-- Some records --
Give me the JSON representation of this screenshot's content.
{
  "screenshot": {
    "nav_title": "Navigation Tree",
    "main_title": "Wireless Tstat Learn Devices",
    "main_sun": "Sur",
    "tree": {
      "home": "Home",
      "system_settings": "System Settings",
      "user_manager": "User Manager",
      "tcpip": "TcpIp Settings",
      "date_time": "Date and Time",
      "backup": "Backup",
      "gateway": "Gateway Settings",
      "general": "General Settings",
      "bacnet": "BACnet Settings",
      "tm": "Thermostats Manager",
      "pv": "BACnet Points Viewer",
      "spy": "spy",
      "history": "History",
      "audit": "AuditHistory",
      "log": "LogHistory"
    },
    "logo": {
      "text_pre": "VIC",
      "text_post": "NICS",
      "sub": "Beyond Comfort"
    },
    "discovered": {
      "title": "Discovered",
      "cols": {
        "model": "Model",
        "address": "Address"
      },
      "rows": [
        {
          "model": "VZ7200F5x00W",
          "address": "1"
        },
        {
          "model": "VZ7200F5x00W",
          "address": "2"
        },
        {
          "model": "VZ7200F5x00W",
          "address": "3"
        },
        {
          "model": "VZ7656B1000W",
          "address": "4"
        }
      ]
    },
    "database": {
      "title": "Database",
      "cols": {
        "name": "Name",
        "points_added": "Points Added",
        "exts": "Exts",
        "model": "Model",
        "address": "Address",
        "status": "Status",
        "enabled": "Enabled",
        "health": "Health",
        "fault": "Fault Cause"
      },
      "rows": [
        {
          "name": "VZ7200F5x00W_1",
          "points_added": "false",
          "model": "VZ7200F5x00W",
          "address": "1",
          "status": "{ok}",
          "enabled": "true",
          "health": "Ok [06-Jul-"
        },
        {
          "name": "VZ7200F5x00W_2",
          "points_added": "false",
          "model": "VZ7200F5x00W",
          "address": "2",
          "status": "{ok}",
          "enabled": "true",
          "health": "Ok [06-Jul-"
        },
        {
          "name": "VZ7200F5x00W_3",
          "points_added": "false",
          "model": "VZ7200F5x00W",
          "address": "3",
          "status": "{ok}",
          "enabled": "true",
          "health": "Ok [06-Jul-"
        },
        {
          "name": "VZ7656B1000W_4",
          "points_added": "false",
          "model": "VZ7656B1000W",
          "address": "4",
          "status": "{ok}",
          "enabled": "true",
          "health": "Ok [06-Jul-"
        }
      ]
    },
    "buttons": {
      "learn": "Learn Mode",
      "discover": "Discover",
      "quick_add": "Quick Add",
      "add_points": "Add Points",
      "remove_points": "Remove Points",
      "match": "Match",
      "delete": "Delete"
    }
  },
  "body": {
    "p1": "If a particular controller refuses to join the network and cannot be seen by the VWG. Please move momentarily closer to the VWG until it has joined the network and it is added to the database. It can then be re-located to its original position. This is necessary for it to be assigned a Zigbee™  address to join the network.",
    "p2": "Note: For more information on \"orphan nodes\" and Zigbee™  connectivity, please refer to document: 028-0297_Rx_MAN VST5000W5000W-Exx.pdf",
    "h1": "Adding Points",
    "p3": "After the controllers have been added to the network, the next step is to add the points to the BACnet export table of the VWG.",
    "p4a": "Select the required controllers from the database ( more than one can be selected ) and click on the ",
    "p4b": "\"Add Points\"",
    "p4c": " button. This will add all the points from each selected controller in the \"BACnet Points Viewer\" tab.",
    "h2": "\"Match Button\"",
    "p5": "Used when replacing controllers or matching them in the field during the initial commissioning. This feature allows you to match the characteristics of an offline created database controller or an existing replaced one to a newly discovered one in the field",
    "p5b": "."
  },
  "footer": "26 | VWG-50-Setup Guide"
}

-- WHAT TO WORK ON --
Write the entries again, exactly as they stand.

-- FINAL RESULT --
Give me the JSON representation of this screenshot's content.
{
  "screenshot": {
    "nav_title": "Navigation Tree",
    "main_title": "Wireless Tstat Learn Devices",
    "main_sun": "Sur",
    "tree": {
      "home": "Home",
      "system_settings": "System Settings",
      "user_manager": "User Manager",
      "tcpip": "TcpIp Settings",
      "date_time": "Date and Time",
      "backup": "Backup",
      "gateway": "Gateway Settings",
      "general": "General Settings",
      "bacnet": "BACnet Settings",
      "tm": "Thermostats Manager",
      "pv": "BACnet Points Viewer",
      "spy": "spy",
      "history": "History",
      "audit": "AuditHistory",
      "log": "LogHistory"
    },
    "logo": {
      "text_pre": "VIC",
      "text_post": "NICS",
      "sub": "Beyond Comfort"
    },
    "discovered": {
      "title": "Discovered",
      "cols": {
        "model": "Model",
        "address": "Address"
      },
      "rows": [
        {
          "model": "VZ7200F5x00W",
          "address": "1"
        },
        {
          "model": "VZ7200F5x00W",
          "address": "2"
        },
        {
          "model": "VZ7200F5x00W",
          "address": "3"
        },
        {
          "model": "VZ7656B1000W",
          "address": "4"
        }
      ]
    },
    "database": {
      "title": "Database",
      "cols": {
        "name": "Name",
        "points_added": "Points Added",
        "exts": "Exts",
        "model": "Model",
        "address": "Address",
        "status": "Status",
        "enabled": "Enabled",
        "health": "Health",
        "fault": "Fault Cause"
      },
      "rows": [
        {
          "name": "VZ7200F5x00W_1",
          "points_added": "false",
          "model": "VZ7200F5x00W",
          "address": "1",
          "status": "{ok}",
          "enabled": "true",
          "health": "Ok [06-Jul-"
        },
        {
          "name": "VZ7200F5x00W_2",
          "points_added": "false",
          "model": "VZ7200F5x00W",
          "address": "2",
          "status": "{ok}",
          "enabled": "true",
          "health": "Ok [06-Jul-"
        },
        {
          "name": "VZ7200F5x00W_3",
          "points_added": "false",
          "model": "VZ7200F5x00W",
          "address": "3",
          "status": "{ok}",
          "enabled": "true",
          "health": "Ok [06-Jul-"
        },
        {
          "name": "VZ7656B1000W_4",
          "points_added": "false",
          "model": "VZ7656B1000W",
          "address": "4",
          "status": "{ok}",
          "enabled": "true",
          "health": "Ok [06-Jul-"
        }
      ]
    },
    "buttons": {
      "learn": "Learn Mode",
      "discover": "Discover",
      "quick_add": "Quick Add",
      "add_points": "Add Points",
      "remove_points": "Remove Points",
      "match": "Match",
      "delete": "Delete"
    }
  },
  "body": {
    "p1": "If a particular controller refuses to join the network and cannot be seen by the VWG. Please move momentarily closer to the VWG until it has joined the network and it is added to the database. It can then be re-located to its original position. This is necessary for it to be assigned a Zigbee™  address to join the network.",
    "p2": "Note: For more information on \"orphan nodes\" and Zigbee™  connectivity, please refer to document: 028-0297_Rx_MAN VST5000W5000W-Exx.pdf",
    "h1": "Adding Points",
    "p3": "After the controllers have been added to the network, the next step is to add the points to the BACnet export table of the VWG.",
    "p4a": "Select the required controllers from the database ( more than one can be selected ) and click on the ",
    "p4b": "\"Add Points\"",
    "p4c": " button. This will add all the points from each selected controller in the \"BACnet Points Viewer\" tab.",
    "h2": "\"Match Button\"",
    "p5": "Used when replacing controllers or matching them in the field during the initial commissioning. This feature allows you to match the characteristics of an offline created database controller or an existing replaced one to a newly discovered one in the field",
    "p5b": "."
  },
  "footer": "26 | VWG-50-Setup Guide"
}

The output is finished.